Problem to work on ▸ Extract exactly and only the lines of the data below, starting at the line with "Output a JSON" and stopping after the final line.

•••••

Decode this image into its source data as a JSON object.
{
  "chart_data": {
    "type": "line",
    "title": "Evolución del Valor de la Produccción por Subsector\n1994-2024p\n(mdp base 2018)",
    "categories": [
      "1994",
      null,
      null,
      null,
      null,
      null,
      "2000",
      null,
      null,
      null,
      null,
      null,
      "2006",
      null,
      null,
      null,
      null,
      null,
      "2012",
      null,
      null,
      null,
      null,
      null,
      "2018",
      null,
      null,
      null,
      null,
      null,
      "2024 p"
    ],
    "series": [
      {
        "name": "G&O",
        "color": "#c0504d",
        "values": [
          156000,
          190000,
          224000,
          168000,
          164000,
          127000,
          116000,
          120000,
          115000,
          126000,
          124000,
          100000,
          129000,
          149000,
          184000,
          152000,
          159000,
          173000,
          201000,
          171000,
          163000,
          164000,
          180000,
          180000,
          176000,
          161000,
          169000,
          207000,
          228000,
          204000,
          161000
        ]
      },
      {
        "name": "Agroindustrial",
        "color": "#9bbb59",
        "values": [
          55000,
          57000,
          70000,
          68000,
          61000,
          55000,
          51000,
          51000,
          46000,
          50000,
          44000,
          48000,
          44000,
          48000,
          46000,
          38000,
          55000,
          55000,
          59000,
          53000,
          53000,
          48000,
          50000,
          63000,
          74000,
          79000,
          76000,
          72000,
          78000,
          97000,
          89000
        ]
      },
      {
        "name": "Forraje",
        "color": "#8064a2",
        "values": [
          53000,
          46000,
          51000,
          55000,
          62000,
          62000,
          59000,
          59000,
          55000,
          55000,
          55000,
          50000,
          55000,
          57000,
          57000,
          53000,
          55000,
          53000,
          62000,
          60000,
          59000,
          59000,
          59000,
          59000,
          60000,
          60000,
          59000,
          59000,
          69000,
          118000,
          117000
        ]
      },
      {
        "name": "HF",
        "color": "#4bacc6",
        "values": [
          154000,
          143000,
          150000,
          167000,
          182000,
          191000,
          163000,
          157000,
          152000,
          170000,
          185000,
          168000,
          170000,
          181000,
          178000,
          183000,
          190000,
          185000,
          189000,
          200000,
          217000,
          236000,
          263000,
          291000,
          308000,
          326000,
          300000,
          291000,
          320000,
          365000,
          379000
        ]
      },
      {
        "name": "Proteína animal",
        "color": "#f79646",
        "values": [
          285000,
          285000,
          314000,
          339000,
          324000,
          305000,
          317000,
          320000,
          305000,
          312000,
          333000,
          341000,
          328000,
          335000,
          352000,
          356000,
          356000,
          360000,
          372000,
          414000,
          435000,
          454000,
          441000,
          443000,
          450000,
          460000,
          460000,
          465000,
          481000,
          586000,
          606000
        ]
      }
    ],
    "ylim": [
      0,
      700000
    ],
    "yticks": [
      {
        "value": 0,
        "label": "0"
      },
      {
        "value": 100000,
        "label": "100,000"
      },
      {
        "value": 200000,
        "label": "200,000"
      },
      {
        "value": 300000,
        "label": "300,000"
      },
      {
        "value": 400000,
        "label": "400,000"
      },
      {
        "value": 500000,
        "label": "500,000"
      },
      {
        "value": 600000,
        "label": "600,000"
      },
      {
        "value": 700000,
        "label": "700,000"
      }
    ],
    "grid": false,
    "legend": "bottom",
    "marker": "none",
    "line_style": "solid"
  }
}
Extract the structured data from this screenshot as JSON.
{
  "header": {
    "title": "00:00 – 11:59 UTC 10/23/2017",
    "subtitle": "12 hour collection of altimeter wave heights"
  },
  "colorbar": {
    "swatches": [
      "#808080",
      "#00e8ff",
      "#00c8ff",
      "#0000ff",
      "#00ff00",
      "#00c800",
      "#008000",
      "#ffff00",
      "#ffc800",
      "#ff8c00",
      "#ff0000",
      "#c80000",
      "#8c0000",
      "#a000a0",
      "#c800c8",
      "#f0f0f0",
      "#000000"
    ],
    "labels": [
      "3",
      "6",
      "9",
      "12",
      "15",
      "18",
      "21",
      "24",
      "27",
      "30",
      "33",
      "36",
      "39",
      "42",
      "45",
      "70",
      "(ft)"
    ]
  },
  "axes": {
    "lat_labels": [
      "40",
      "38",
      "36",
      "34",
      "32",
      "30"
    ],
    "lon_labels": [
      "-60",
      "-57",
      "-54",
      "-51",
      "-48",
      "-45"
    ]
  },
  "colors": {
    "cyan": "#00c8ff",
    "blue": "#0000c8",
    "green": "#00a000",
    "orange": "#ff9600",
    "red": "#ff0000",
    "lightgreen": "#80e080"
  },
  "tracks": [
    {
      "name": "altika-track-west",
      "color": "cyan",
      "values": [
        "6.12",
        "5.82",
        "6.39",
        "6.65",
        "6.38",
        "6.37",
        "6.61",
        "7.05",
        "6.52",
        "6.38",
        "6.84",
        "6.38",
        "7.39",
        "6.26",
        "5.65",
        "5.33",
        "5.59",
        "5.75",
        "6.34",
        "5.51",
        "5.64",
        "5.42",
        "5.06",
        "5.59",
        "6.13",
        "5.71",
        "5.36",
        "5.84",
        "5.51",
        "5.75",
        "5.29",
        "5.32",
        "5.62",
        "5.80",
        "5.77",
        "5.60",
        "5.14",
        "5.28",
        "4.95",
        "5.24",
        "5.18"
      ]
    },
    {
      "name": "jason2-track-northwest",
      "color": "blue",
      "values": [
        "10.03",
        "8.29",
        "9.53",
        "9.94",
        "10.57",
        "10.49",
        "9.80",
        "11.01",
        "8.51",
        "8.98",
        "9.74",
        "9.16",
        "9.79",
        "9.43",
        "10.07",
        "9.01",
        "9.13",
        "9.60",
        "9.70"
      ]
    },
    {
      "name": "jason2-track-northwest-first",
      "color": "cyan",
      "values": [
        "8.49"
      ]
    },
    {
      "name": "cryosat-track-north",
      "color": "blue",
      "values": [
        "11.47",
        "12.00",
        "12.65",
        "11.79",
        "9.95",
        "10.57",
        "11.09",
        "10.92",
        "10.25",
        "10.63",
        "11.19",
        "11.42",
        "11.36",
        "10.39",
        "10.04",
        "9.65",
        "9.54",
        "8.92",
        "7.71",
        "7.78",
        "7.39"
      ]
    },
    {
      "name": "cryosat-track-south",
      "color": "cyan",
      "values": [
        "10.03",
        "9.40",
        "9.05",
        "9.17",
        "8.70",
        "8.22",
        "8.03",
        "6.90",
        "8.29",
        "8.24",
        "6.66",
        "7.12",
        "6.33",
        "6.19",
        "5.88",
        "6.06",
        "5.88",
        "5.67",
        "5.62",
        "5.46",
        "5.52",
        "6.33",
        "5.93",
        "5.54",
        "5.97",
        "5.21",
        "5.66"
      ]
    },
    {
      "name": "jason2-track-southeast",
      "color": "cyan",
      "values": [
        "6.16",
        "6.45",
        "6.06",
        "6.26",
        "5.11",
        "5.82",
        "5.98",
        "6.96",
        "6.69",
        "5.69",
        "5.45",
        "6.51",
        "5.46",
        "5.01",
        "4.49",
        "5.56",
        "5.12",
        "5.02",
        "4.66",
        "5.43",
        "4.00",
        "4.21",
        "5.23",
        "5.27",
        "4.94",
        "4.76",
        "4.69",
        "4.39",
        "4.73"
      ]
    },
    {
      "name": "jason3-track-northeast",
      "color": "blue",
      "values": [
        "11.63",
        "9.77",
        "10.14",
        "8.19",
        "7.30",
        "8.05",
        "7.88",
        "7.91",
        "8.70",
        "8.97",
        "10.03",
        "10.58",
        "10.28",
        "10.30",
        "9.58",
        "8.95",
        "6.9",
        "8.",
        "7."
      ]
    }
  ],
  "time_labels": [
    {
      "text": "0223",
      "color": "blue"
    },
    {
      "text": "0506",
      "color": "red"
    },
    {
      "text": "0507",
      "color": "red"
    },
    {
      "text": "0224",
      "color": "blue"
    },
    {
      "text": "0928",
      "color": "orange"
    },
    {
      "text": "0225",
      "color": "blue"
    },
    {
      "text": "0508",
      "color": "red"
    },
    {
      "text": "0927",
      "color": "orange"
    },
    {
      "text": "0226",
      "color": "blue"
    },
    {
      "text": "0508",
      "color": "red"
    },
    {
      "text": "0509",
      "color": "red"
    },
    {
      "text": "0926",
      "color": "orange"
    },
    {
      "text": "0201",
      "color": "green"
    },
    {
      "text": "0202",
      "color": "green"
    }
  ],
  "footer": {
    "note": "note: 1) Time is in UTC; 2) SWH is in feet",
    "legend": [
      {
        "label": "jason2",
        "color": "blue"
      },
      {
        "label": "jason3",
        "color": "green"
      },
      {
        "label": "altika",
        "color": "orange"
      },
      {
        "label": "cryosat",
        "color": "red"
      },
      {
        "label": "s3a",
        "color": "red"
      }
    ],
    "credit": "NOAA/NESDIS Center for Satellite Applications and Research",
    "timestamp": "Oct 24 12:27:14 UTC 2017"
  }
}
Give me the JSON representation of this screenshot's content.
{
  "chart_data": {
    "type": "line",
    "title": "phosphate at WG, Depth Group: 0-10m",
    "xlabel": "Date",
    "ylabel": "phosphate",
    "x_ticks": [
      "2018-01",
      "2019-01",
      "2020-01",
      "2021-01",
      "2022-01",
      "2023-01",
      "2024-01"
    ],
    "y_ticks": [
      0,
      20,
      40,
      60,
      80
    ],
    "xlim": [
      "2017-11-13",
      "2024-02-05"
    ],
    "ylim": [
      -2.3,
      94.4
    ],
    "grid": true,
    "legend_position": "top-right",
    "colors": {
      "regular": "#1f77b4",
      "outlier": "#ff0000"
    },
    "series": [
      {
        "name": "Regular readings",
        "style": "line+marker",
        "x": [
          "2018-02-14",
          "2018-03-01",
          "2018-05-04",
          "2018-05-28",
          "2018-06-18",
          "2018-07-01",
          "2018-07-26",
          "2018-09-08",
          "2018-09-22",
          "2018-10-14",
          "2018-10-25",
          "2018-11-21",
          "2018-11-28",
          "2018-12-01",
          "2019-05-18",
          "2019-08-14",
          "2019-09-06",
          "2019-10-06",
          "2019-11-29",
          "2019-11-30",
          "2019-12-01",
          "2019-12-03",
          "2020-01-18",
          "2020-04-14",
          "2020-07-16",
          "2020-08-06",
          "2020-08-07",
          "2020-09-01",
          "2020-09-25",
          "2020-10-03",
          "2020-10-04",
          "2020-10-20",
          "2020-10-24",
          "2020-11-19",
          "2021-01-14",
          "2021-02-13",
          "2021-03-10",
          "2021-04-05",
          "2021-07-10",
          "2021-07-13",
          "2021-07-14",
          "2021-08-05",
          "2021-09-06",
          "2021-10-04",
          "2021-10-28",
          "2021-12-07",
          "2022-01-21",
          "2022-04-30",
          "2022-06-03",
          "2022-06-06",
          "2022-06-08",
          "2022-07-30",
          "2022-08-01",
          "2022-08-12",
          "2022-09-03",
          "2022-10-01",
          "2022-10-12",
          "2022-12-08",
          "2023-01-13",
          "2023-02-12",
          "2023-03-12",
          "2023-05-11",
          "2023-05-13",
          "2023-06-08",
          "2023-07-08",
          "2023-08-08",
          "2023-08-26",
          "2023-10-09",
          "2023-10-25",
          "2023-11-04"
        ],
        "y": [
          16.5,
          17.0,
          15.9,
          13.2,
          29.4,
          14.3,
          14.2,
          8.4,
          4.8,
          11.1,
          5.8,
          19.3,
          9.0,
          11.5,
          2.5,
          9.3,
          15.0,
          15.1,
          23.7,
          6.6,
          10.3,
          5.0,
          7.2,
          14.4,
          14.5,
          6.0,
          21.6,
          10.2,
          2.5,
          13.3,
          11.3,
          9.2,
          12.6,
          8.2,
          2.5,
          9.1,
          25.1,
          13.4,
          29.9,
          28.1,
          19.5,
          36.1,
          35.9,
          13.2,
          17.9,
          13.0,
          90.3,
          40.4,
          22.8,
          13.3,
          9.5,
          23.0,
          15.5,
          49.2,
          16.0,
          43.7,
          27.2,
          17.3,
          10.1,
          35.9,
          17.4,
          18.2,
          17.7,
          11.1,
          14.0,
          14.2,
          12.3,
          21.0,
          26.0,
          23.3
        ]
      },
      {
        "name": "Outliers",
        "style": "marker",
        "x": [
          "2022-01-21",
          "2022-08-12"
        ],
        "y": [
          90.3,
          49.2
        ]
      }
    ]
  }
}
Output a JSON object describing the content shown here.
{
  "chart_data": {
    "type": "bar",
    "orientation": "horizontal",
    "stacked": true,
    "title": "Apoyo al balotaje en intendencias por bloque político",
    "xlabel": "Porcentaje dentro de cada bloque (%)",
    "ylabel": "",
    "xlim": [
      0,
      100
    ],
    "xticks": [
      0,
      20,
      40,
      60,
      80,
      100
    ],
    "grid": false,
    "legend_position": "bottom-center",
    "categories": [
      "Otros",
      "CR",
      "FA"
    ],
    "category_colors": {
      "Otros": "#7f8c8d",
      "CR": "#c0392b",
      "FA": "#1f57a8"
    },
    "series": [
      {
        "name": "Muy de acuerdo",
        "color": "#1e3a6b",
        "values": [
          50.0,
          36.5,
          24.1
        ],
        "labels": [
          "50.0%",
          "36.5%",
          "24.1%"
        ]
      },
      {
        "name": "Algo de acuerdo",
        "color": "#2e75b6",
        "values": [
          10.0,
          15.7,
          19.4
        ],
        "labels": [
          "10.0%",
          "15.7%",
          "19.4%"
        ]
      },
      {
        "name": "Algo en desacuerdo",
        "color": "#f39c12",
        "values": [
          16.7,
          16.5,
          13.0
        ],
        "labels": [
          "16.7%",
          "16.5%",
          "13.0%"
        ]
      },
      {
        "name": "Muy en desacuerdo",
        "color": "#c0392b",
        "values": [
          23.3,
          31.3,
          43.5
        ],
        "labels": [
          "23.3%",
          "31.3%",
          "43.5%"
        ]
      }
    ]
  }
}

•••••

Exercise response ▸
Output a JSON object describing the content shown here.
{
  "chart_data": {
    "type": "bar",
    "orientation": "horizontal",
    "stacked": true,
    "title": "Apoyo al balotaje en intendencias por bloque político",
    "xlabel": "Porcentaje dentro de cada bloque (%)",
    "ylabel": "",
    "xlim": [
      0,
      100
    ],
    "xticks": [
      0,
      20,
      40,
      60,
      80,
      100
    ],
    "grid": false,
    "legend_position": "bottom-center",
    "categories": [
      "Otros",
      "CR",
      "FA"
    ],
    "category_colors": {
      "Otros": "#7f8c8d",
      "CR": "#c0392b",
      "FA": "#1f57a8"
    },
    "series": [
      {
        "name": "Muy de acuerdo",
        "color": "#1e3a6b",
        "values": [
          50.0,
          36.5,
          24.1
        ],
        "labels": [
          "50.0%",
          "36.5%",
          "24.1%"
        ]
      },
      {
        "name": "Algo de acuerdo",
        "color": "#2e75b6",
        "values": [
          10.0,
          15.7,
          19.4
        ],
        "labels": [
          "10.0%",
          "15.7%",
          "19.4%"
        ]
      },
      {
        "name": "Algo en desacuerdo",
        "color": "#f39c12",
        "values": [
          16.7,
          16.5,
          13.0
        ],
        "labels": [
          "16.7%",
          "16.5%",
          "13.0%"
        ]
      },
      {
        "name": "Muy en desacuerdo",
        "color": "#c0392b",
        "values": [
          23.3,
          31.3,
          43.5
        ],
        "labels": [
          "23.3%",
          "31.3%",
          "43.5%"
        ]
      }
    ]
  }
}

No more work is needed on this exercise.